# EXERCISE DETAILS
Convert the items, from the first line through the line containing "diagram-title: Request times", into a Markdown table with the columns Row and Line, numbering each line and omitting blank lines.

[Spatial layout items]
####

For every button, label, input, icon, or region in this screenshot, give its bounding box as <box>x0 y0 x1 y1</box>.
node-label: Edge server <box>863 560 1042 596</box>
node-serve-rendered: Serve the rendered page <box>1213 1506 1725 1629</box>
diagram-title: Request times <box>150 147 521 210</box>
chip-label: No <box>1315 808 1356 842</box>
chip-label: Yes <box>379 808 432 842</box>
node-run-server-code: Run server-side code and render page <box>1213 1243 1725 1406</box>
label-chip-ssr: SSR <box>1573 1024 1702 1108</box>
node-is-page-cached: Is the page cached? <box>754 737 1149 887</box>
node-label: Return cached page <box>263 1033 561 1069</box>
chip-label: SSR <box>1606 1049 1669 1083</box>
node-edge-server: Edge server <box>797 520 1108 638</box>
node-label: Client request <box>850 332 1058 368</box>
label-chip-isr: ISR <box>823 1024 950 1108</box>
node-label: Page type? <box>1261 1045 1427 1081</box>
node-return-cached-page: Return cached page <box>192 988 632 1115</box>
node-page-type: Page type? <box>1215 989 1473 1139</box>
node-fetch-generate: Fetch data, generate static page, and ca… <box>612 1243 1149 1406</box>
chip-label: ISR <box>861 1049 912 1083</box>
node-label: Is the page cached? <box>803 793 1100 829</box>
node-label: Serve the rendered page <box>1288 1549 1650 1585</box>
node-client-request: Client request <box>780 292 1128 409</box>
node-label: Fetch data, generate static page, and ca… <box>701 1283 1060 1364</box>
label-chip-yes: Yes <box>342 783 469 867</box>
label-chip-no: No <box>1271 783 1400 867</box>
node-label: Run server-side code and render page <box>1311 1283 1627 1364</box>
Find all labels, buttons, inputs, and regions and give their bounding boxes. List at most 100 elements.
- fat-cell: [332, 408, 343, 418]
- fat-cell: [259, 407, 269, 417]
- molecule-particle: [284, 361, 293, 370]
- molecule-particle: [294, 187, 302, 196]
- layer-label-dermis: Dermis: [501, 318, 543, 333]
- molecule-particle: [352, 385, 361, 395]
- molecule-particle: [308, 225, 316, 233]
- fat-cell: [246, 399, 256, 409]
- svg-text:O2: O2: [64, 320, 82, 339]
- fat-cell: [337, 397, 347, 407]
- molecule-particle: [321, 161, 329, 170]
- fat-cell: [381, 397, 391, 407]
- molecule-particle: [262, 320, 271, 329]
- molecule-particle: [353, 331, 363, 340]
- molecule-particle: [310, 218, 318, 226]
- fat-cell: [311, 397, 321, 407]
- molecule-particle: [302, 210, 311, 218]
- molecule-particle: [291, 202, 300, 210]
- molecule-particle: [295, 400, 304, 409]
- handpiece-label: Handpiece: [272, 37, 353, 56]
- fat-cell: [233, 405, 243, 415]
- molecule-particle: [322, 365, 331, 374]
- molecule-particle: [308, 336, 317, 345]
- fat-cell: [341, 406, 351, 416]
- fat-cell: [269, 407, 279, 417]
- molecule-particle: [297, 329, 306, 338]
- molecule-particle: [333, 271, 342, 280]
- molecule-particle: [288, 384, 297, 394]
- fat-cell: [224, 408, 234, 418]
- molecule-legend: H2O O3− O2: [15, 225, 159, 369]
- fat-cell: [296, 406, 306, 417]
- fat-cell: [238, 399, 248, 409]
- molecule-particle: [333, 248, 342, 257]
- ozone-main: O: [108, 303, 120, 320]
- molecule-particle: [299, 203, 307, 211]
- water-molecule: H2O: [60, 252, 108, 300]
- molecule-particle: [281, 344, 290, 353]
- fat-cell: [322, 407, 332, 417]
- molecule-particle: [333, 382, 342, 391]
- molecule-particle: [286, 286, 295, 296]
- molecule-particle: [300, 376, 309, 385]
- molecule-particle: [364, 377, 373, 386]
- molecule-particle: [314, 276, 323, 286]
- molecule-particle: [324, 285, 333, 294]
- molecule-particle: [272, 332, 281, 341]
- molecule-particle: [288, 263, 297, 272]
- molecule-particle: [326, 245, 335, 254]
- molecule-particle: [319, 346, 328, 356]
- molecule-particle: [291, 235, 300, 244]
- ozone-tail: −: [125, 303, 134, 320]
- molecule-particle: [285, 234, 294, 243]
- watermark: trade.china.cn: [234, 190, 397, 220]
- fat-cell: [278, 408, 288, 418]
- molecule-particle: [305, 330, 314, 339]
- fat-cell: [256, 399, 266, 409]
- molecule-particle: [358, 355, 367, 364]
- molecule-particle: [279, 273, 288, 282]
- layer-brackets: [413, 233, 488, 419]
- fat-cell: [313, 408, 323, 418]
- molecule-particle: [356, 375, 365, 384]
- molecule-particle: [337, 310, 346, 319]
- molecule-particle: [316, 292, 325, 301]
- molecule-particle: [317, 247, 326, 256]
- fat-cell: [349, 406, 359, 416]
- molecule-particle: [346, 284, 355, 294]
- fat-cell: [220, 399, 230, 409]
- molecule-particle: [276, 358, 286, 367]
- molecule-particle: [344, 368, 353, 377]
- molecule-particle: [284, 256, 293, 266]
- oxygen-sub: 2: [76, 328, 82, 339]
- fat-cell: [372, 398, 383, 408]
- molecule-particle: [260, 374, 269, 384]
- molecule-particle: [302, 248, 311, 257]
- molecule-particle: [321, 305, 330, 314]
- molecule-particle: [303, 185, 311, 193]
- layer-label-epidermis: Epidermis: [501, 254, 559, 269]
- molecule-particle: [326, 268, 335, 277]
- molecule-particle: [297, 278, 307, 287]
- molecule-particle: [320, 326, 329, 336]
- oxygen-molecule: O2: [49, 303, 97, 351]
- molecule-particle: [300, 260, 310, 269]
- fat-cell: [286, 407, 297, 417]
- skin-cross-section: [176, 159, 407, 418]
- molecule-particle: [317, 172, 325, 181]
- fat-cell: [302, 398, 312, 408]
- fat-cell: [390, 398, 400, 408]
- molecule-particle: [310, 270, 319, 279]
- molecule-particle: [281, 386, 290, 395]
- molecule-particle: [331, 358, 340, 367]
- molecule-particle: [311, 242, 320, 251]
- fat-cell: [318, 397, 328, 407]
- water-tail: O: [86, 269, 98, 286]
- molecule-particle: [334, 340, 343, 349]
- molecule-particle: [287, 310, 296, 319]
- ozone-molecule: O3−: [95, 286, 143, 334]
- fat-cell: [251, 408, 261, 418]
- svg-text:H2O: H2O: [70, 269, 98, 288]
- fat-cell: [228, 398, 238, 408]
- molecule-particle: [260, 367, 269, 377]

####

# COMPLETE OUTPUT
| Row | Line |
|---|---|
| 1 | For every button, label, input, icon, or region in this screenshot, give its bounding box as <box>x0 y0 x1 y1</box>. |
| 2 | node-label: Edge server <box>863 560 1042 596</box> |
| 3 | node-serve-rendered: Serve the rendered page <box>1213 1506 1725 1629</box> |
| 4 | diagram-title: Request times <box>150 147 521 210</box> |